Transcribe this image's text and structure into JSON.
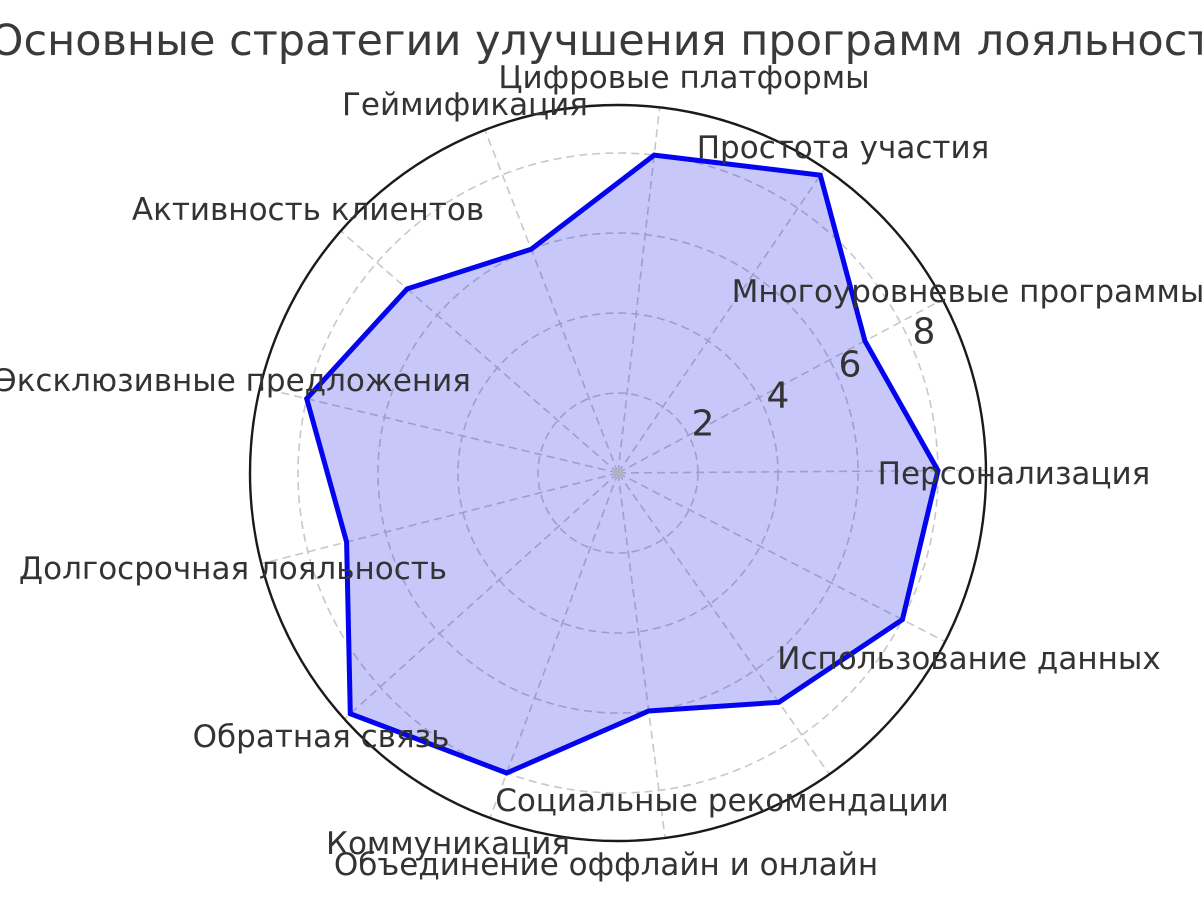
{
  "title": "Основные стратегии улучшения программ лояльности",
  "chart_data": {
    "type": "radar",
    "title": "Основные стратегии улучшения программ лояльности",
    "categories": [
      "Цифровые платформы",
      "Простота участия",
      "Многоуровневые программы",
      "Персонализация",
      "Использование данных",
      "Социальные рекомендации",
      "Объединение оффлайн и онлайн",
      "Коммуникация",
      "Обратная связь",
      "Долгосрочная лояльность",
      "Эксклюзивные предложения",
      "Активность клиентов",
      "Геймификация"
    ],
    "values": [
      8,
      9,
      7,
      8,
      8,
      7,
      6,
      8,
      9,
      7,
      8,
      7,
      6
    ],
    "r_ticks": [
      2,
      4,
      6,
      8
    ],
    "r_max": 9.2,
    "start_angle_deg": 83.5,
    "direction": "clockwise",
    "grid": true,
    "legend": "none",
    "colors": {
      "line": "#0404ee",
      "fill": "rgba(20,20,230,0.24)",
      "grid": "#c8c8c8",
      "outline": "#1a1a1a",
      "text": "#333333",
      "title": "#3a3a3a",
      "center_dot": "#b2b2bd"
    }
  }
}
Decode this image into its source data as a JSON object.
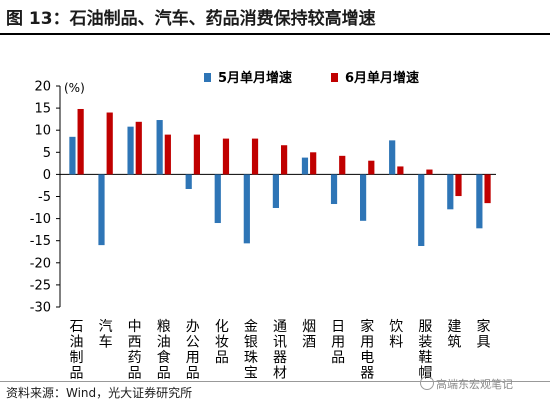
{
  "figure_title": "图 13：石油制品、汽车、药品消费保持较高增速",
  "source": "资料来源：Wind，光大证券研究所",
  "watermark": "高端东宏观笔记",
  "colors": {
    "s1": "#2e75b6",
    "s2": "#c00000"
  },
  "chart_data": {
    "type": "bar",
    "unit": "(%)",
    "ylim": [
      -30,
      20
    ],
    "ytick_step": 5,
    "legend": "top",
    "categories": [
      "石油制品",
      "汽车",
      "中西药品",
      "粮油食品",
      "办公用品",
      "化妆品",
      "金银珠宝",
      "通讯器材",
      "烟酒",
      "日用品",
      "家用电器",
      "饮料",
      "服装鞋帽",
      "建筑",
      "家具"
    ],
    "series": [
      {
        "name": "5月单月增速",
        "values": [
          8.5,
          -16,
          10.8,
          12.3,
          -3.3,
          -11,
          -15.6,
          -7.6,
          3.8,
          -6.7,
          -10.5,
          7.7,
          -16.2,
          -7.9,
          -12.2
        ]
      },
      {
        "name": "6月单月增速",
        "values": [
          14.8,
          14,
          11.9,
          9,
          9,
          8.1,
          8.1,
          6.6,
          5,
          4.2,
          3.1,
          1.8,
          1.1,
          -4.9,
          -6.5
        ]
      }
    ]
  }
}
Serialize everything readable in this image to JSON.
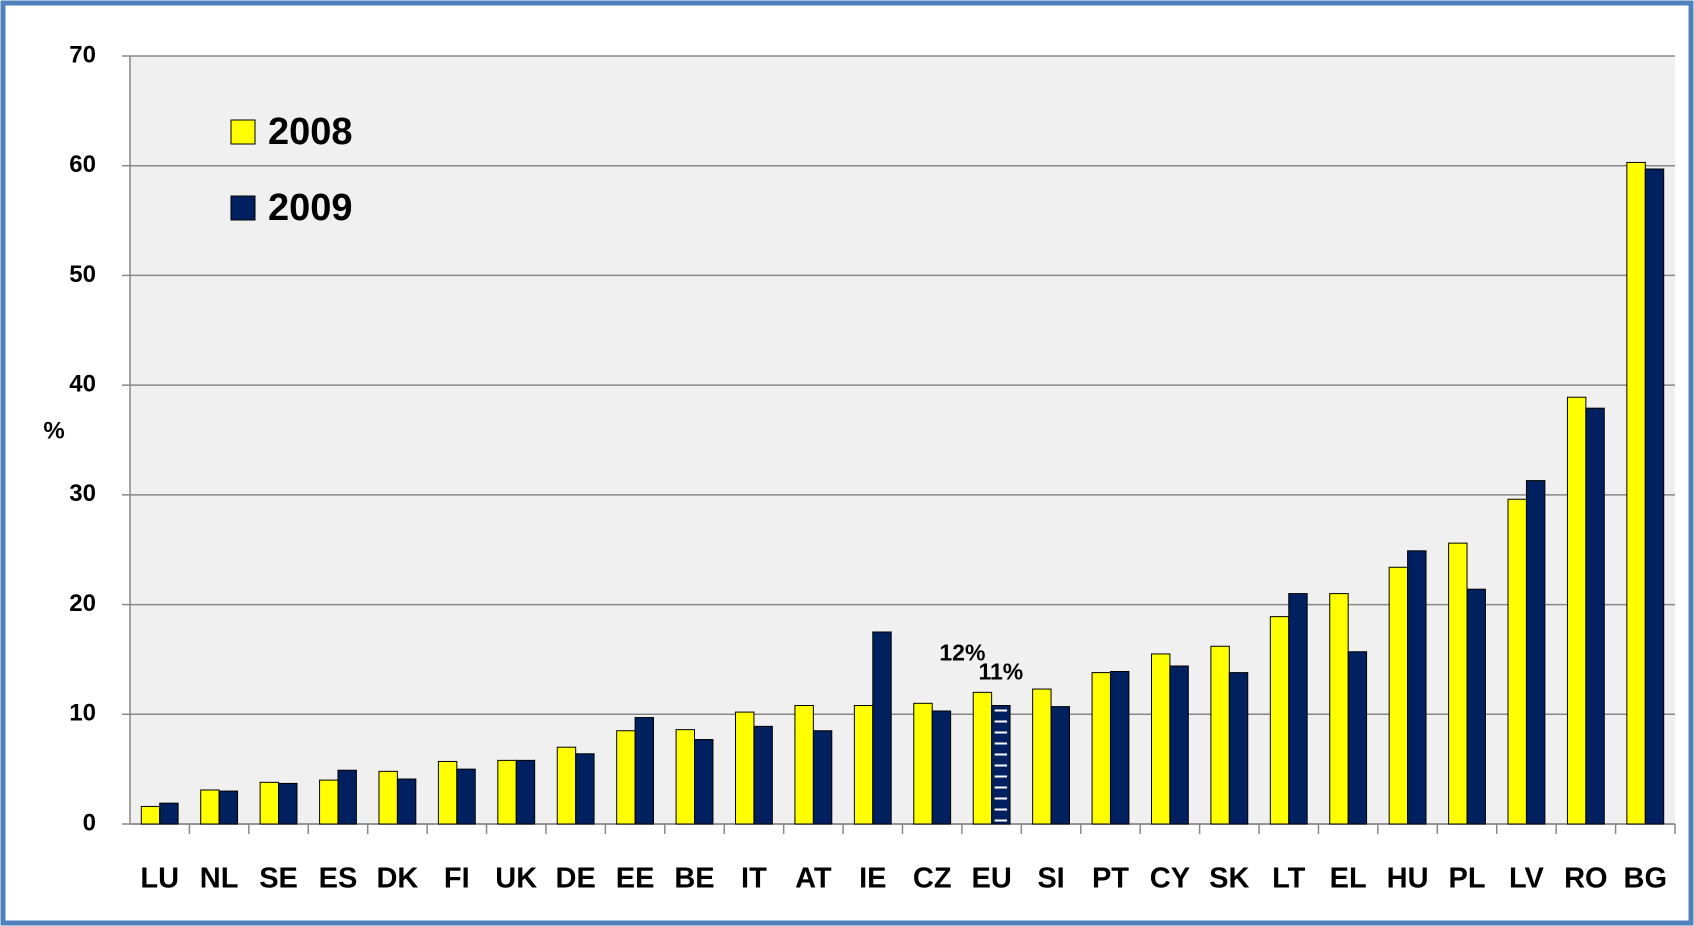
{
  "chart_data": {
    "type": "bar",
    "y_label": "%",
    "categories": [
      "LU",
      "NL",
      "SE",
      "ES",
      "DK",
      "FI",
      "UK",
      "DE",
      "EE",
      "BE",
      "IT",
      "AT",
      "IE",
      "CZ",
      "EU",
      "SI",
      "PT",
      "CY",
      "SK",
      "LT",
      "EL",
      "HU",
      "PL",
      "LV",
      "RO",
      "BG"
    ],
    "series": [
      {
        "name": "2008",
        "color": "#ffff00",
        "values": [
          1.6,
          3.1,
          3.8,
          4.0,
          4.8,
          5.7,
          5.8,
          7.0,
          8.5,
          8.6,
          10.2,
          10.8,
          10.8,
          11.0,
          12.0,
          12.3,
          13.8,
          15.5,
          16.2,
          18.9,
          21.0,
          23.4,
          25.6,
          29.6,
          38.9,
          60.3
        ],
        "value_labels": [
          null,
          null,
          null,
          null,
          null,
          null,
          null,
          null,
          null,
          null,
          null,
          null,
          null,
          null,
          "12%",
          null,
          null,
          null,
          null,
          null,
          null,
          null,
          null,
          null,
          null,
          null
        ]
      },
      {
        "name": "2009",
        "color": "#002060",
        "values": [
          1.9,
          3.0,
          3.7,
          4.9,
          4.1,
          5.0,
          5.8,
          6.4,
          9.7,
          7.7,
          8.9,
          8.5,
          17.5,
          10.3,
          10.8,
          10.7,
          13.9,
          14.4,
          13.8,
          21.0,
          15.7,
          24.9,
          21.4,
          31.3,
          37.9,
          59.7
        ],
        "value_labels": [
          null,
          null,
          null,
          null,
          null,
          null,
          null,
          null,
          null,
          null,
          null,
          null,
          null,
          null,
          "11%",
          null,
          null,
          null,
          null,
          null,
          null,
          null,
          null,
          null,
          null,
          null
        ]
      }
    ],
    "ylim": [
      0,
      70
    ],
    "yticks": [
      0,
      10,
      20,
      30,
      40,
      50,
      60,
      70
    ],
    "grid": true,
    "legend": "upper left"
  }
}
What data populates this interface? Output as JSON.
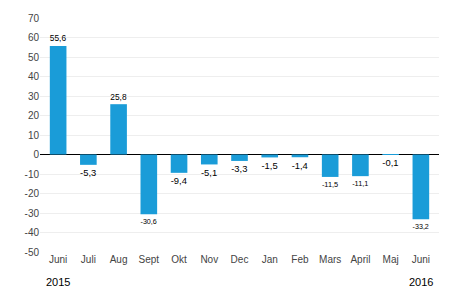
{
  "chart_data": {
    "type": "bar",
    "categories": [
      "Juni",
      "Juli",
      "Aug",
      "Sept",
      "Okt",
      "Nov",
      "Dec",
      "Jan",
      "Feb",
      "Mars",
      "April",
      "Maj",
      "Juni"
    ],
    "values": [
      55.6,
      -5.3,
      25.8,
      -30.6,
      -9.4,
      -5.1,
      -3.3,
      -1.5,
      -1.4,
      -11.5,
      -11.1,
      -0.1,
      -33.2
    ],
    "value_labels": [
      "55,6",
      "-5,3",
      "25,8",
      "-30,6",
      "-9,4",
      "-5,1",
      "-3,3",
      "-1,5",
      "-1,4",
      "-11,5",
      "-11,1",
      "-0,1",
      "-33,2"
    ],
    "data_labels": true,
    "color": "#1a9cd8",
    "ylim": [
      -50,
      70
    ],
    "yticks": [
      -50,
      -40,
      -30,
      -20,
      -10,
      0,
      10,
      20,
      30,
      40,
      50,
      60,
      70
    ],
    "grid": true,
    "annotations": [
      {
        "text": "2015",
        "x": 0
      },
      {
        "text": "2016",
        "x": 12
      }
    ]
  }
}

★ ★ ★ ★ ★ ★ ★

_What the exercise asks_: Pull out and copy each line containing the string "石油制品".

_Written solution_:
  "figure_title": "图 13：石油制品、汽车、药品消费保持较高增速",
      "石油制品",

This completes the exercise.